» **TASK REQUIREMENTS**
In this exercise, reproduce all the entries that follow exactly.

» **LISTED RECORDS**
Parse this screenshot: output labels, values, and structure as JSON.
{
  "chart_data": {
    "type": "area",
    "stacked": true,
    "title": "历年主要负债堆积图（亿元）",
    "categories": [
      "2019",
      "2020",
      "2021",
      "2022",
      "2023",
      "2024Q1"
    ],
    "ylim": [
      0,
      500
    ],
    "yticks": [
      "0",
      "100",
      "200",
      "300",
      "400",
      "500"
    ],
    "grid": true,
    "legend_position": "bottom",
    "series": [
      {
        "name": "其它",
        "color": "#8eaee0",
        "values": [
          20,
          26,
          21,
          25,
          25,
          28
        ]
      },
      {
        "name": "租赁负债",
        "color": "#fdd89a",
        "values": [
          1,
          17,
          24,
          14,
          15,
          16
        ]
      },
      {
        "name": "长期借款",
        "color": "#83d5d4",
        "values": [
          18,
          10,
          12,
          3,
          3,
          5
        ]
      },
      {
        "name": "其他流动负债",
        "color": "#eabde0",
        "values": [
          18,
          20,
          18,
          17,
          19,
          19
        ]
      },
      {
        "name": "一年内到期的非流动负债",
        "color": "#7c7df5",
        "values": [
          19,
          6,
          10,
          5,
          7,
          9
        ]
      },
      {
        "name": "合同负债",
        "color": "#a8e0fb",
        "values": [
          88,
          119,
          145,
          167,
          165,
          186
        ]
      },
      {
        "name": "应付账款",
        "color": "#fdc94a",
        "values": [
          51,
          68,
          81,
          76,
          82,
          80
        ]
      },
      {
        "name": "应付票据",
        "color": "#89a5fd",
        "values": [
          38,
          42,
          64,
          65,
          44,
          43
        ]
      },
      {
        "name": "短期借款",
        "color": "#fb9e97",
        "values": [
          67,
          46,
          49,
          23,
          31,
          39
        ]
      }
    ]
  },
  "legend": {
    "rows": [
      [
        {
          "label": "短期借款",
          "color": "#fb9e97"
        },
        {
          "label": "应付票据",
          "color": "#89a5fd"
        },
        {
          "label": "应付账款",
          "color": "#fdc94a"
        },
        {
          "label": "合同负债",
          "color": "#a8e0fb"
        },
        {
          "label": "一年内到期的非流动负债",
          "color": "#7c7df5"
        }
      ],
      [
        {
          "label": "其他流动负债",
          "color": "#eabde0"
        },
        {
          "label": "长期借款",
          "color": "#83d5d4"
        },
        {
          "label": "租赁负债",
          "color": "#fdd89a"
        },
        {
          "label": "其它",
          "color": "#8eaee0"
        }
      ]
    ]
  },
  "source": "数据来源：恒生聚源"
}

» **WORKED ANSWER**
Parse this screenshot: output labels, values, and structure as JSON.
{
  "chart_data": {
    "type": "area",
    "stacked": true,
    "title": "历年主要负债堆积图（亿元）",
    "categories": [
      "2019",
      "2020",
      "2021",
      "2022",
      "2023",
      "2024Q1"
    ],
    "ylim": [
      0,
      500
    ],
    "yticks": [
      "0",
      "100",
      "200",
      "300",
      "400",
      "500"
    ],
    "grid": true,
    "legend_position": "bottom",
    "series": [
      {
        "name": "其它",
        "color": "#8eaee0",
        "values": [
          20,
          26,
          21,
          25,
          25,
          28
        ]
      },
      {
        "name": "租赁负债",
        "color": "#fdd89a",
        "values": [
          1,
          17,
          24,
          14,
          15,
          16
        ]
      },
      {
        "name": "长期借款",
        "color": "#83d5d4",
        "values": [
          18,
          10,
          12,
          3,
          3,
          5
        ]
      },
      {
        "name": "其他流动负债",
        "color": "#eabde0",
        "values": [
          18,
          20,
          18,
          17,
          19,
          19
        ]
      },
      {
        "name": "一年内到期的非流动负债",
        "color": "#7c7df5",
        "values": [
          19,
          6,
          10,
          5,
          7,
          9
        ]
      },
      {
        "name": "合同负债",
        "color": "#a8e0fb",
        "values": [
          88,
          119,
          145,
          167,
          165,
          186
        ]
      },
      {
        "name": "应付账款",
        "color": "#fdc94a",
        "values": [
          51,
          68,
          81,
          76,
          82,
          80
        ]
      },
      {
        "name": "应付票据",
        "color": "#89a5fd",
        "values": [
          38,
          42,
          64,
          65,
          44,
          43
        ]
      },
      {
        "name": "短期借款",
        "color": "#fb9e97",
        "values": [
          67,
          46,
          49,
          23,
          31,
          39
        ]
      }
    ]
  },
  "legend": {
    "rows": [
      [
        {
          "label": "短期借款",
          "color": "#fb9e97"
        },
        {
          "label": "应付票据",
          "color": "#89a5fd"
        },
        {
          "label": "应付账款",
          "color": "#fdc94a"
        },
        {
          "label": "合同负债",
          "color": "#a8e0fb"
        },
        {
          "label": "一年内到期的非流动负债",
          "color": "#7c7df5"
        }
      ],
      [
        {
          "label": "其他流动负债",
          "color": "#eabde0"
        },
        {
          "label": "长期借款",
          "color": "#83d5d4"
        },
        {
          "label": "租赁负债",
          "color": "#fdd89a"
        },
        {
          "label": "其它",
          "color": "#8eaee0"
        }
      ]
    ]
  },
  "source": "数据来源：恒生聚源"
}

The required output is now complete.